-- Start --
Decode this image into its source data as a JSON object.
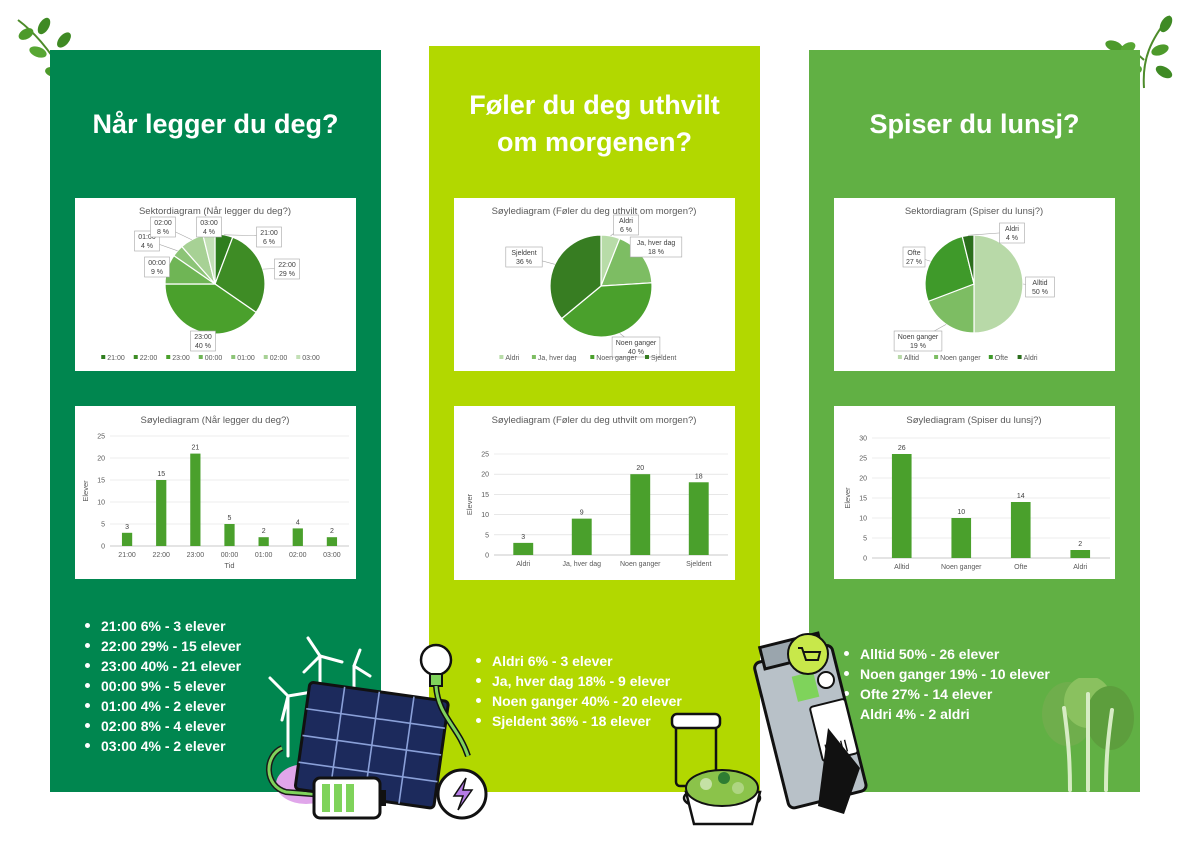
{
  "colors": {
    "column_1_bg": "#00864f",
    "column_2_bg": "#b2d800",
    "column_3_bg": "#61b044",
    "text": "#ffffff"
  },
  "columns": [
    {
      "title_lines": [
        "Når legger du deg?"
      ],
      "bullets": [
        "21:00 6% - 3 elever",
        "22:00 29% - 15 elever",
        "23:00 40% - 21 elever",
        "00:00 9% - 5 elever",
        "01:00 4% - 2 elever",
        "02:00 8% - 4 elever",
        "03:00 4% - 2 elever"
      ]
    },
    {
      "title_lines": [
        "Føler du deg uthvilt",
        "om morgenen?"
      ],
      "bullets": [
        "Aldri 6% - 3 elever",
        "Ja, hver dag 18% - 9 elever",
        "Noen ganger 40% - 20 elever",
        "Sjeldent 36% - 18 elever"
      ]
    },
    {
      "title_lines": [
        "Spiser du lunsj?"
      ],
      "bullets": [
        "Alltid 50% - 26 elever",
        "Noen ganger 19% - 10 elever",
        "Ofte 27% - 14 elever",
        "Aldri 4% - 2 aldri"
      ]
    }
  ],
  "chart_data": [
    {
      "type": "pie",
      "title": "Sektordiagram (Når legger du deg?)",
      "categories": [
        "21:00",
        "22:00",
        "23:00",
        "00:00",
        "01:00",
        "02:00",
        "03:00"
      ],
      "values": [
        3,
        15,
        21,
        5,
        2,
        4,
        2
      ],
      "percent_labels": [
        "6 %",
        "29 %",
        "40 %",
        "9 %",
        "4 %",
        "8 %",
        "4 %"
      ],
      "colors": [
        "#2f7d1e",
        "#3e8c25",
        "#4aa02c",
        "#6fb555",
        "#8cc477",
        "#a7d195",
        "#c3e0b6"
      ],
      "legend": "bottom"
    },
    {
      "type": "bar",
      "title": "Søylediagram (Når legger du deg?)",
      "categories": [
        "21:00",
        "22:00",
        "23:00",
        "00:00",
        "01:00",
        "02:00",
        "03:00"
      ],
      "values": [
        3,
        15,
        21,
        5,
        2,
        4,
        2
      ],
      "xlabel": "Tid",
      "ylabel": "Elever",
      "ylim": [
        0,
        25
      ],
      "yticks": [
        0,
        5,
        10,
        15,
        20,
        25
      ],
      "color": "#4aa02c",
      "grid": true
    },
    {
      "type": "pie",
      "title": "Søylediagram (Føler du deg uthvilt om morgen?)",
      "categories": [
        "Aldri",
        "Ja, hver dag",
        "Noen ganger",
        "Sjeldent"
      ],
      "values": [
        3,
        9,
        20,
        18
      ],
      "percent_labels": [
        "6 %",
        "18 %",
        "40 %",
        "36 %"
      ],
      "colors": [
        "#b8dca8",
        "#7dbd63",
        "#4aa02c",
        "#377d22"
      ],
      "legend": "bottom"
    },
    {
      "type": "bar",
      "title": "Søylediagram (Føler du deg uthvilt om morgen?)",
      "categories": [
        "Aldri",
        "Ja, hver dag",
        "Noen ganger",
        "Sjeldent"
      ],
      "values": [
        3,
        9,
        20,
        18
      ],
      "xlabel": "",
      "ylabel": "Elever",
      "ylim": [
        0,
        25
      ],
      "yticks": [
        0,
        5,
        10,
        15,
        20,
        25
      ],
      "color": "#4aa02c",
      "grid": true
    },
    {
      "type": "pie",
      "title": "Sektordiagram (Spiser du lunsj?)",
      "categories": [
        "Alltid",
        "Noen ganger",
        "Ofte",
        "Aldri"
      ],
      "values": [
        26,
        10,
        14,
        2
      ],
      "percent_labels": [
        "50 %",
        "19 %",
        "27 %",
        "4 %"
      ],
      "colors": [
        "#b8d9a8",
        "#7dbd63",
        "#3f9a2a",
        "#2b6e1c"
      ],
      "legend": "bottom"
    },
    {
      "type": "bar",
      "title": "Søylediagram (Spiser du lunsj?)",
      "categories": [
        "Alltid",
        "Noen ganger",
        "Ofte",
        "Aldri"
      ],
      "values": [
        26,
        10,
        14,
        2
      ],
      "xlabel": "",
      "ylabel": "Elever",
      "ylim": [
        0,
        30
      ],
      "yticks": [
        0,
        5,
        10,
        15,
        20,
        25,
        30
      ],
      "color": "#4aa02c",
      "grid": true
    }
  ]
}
-- End --
-- Start --
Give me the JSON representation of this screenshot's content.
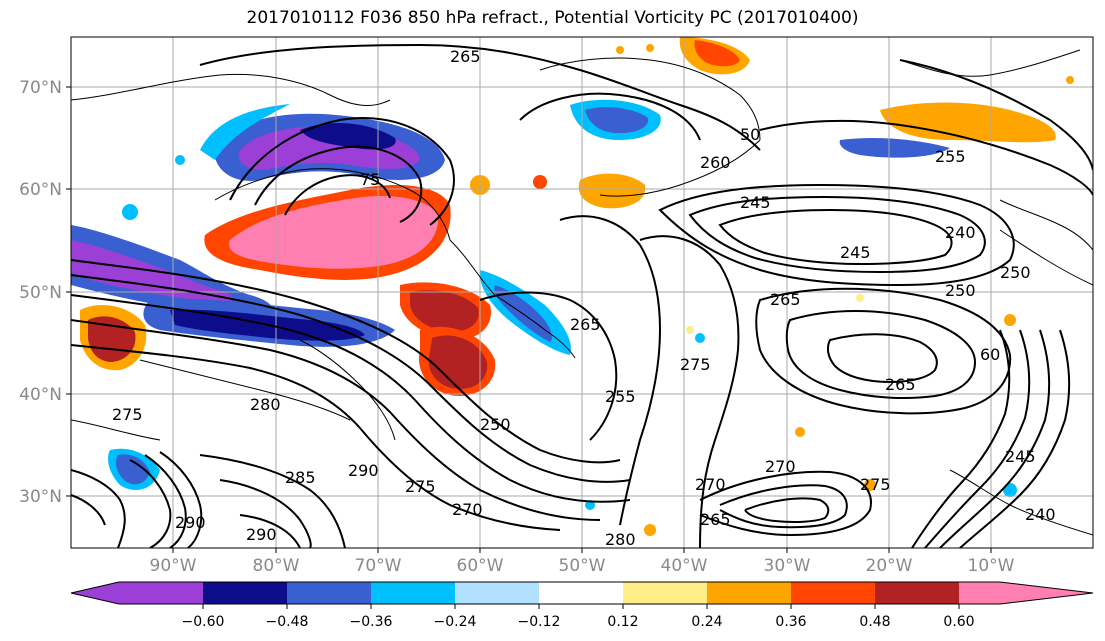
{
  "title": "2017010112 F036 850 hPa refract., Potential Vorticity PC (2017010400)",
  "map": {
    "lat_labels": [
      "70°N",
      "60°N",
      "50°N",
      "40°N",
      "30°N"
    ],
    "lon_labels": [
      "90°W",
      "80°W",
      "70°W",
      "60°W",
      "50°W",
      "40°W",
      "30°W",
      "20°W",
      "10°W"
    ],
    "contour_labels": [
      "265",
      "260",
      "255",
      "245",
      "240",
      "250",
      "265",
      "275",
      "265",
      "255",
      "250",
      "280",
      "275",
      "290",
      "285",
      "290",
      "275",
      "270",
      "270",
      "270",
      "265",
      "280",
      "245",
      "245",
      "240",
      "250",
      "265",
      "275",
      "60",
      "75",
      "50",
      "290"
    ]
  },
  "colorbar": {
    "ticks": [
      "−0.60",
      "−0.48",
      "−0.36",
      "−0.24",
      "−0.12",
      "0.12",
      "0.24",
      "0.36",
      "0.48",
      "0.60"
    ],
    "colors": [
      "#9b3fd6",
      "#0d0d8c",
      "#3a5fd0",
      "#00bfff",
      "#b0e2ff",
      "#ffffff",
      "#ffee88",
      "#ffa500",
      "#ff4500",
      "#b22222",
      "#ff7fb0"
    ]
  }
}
-- End --
THE EXERCISE
Identify the lines above that contain the word "Søylediagram", then copy them.

RIGHT ANSWER
      "title": "Søylediagram (Når legger du deg?)",
      "title": "Søylediagram (Føler du deg uthvilt om morgen?)",
      "title": "Søylediagram (Føler du deg uthvilt om morgen?)",
      "title": "Søylediagram (Spiser du lunsj?)",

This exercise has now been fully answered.